| Document extract |

For all the talk of economic "conservatism" the programs that conservatives consider essentials, never to be cut, which have eaten up larger and larger shares of both budgets and deficits. These are military and police functions, and they are largely responsible for the growth of spending and "big government". Entitlement programs make up such small portions of the budget that eliminating them completely would not even begin to cover the large tax cuts Republicans have granted over the last few decades.

The Republican Party has ideologies and positions that are so disjointed and more often than not, one position is directly at odds with another, that the Party is more often than not a party that really has no ideas, but simply consists of a laundry list of catch phrases which are designed to sound good to whoever they are being tossed at, but which have little substance when examined, and more often than not cannot even begin to be used in any practical way.

The economic ideas are truly the "Voodoo Economics" spoken of by one Republican. A sort of Rube Goldberg economics machine that tears itself to pieces sometime after it is set into motion.

The Social Conservatism is simply a conglomeration of various sorts of bigotry stapled together into one of those pamplets of aphorisms and advise you see at supermarket check outs somewhere close to the National Enquirer.

More than this, the fact that the Republican Party seemed to beleive that "Joe the Plumber" was more qualified to be president than a Harvard Graduate is the final nail in the coffin of the Republican Party.

| Information provided |
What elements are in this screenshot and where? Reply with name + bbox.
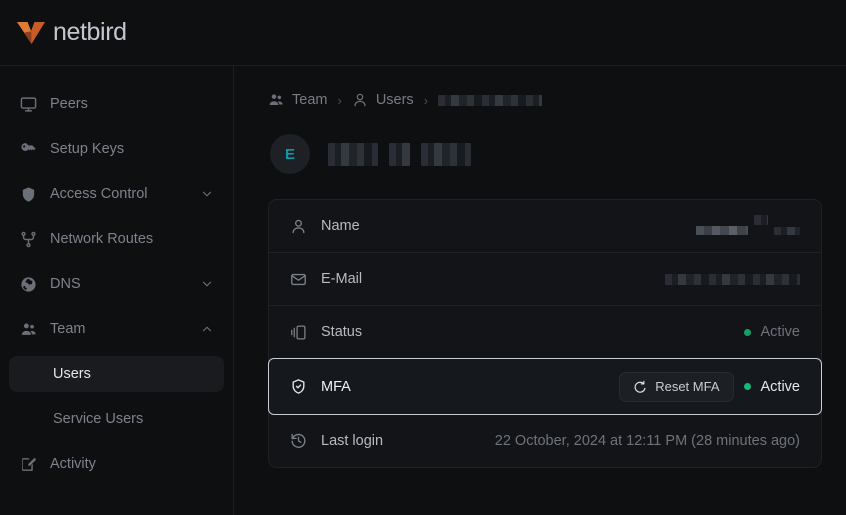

| Request |
List every word or phrase that the opinion piece on the Republican Party sets inside quotation marks.

| Exercise response |
- "conservatism"
- "big government"
- "Voodoo Economics"
- "Joe the Plumber"